Scan the data below for the string "Lombardia". Copy every line where it appears.

Some records

-=-=-=-=-

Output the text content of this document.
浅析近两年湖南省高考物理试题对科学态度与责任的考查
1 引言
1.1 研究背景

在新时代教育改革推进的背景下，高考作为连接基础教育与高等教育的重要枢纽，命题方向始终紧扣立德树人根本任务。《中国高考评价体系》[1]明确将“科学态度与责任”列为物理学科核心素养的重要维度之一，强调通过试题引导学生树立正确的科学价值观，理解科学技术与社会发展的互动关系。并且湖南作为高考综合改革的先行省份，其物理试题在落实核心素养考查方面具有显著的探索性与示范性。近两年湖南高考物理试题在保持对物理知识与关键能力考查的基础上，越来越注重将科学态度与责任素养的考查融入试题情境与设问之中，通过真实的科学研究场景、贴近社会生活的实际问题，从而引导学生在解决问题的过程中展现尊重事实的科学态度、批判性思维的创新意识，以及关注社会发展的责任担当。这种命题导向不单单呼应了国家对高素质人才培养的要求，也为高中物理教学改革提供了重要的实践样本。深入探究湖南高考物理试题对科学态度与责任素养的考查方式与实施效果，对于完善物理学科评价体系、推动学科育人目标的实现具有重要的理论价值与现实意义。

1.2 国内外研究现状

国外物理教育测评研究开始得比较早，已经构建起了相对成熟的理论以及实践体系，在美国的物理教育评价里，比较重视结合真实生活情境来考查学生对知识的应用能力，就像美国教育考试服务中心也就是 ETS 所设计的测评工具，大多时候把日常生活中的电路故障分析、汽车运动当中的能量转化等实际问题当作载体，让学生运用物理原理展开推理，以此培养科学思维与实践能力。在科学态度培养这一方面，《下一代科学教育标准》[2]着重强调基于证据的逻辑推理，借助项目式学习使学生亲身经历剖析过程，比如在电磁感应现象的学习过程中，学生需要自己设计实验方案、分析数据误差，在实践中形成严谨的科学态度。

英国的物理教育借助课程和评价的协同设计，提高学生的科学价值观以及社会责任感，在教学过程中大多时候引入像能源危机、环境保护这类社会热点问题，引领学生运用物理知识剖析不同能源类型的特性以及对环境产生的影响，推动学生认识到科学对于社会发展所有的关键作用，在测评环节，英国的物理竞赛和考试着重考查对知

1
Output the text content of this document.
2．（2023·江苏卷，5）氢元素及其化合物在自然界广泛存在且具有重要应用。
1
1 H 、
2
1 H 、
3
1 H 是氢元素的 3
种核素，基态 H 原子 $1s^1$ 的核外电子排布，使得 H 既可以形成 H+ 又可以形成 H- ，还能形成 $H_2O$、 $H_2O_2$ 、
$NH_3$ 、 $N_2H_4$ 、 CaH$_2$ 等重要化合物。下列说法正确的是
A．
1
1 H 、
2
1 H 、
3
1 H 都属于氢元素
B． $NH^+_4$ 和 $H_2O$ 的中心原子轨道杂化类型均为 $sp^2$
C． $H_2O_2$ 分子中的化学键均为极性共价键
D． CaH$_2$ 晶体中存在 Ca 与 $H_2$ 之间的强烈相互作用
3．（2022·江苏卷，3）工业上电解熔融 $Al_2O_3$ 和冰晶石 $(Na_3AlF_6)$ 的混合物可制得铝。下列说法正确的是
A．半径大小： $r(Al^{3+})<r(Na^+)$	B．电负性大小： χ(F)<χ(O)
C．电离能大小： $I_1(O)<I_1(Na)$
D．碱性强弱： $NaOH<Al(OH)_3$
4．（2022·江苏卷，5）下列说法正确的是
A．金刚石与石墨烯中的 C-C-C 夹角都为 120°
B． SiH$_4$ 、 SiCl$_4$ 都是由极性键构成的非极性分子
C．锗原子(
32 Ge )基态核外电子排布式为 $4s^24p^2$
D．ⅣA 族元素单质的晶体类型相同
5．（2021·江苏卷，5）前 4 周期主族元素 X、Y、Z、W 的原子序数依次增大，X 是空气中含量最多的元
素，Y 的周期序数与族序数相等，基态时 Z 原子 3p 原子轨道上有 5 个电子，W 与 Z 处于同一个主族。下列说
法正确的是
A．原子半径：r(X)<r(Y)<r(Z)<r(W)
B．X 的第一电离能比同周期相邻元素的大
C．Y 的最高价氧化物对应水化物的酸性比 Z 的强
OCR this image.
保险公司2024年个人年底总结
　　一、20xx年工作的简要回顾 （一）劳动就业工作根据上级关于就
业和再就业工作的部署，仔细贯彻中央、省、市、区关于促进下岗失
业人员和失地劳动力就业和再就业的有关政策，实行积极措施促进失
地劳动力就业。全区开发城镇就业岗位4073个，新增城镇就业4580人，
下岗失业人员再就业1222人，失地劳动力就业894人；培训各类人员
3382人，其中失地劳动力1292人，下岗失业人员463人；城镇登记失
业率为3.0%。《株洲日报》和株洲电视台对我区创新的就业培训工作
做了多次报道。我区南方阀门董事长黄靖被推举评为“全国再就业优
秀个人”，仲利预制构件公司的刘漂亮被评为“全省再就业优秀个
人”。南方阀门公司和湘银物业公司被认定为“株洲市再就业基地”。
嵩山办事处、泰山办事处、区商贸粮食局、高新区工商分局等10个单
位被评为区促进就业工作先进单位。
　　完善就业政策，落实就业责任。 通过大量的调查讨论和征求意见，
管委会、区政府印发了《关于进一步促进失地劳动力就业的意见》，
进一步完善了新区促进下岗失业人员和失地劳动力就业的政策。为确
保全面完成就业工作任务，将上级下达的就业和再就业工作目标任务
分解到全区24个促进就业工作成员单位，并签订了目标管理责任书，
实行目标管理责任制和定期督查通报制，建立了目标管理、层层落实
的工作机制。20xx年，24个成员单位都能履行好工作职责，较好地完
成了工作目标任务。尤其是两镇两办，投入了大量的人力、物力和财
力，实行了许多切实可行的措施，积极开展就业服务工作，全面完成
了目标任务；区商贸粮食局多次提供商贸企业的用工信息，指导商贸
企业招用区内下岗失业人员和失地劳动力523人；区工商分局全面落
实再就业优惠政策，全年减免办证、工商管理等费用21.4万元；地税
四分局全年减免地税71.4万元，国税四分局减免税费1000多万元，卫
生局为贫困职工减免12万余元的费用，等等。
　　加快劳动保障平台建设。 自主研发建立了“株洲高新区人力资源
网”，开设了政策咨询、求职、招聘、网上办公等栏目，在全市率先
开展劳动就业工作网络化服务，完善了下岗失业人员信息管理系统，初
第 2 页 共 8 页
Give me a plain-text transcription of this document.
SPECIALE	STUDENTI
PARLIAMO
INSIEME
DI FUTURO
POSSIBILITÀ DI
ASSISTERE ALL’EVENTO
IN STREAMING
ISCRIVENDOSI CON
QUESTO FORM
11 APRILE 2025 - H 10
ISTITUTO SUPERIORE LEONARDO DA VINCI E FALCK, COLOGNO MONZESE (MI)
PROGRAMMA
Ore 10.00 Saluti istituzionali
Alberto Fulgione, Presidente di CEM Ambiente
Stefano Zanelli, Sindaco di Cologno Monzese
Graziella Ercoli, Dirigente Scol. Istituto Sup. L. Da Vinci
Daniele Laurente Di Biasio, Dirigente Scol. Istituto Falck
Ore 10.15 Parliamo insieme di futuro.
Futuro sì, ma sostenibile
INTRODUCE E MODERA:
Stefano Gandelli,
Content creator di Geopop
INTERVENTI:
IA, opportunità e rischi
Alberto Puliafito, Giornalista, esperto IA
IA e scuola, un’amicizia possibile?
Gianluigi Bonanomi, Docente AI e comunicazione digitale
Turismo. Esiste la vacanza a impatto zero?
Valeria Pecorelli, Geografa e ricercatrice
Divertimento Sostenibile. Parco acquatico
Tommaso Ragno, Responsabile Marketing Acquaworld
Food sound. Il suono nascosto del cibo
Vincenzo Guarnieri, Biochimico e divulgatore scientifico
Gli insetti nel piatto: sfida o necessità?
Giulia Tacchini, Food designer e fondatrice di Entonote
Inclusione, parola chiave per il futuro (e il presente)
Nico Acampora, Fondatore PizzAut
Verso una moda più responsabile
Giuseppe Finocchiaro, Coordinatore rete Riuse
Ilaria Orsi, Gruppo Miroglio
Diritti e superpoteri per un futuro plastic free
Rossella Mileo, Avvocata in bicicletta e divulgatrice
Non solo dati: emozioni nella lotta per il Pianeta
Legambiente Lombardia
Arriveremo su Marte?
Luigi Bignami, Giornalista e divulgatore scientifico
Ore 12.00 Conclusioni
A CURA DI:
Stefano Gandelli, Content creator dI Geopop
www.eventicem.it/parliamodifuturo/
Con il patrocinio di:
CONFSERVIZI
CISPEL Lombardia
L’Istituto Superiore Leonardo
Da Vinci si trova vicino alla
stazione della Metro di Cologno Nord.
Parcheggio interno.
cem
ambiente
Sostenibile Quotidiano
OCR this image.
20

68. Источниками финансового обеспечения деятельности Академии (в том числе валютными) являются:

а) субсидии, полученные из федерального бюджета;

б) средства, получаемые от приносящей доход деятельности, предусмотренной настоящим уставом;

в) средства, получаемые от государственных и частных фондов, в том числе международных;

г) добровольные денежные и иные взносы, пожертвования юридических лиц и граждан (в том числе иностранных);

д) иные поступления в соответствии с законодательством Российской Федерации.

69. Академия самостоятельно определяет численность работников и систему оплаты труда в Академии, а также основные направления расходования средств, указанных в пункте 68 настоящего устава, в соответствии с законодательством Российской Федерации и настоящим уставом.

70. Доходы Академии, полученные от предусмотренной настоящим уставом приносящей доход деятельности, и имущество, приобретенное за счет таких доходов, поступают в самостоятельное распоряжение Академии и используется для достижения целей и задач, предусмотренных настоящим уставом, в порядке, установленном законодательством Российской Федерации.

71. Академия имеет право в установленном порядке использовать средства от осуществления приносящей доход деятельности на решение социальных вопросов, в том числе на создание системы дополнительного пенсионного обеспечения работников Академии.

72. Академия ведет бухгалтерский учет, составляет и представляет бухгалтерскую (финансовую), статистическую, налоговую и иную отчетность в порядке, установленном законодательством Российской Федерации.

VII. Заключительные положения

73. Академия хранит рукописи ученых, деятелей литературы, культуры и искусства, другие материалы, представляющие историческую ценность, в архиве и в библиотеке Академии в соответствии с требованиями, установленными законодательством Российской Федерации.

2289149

-=-=-=-=-

WORKED SOLUTION »
Legambiente Lombardia
CISPEL Lombardia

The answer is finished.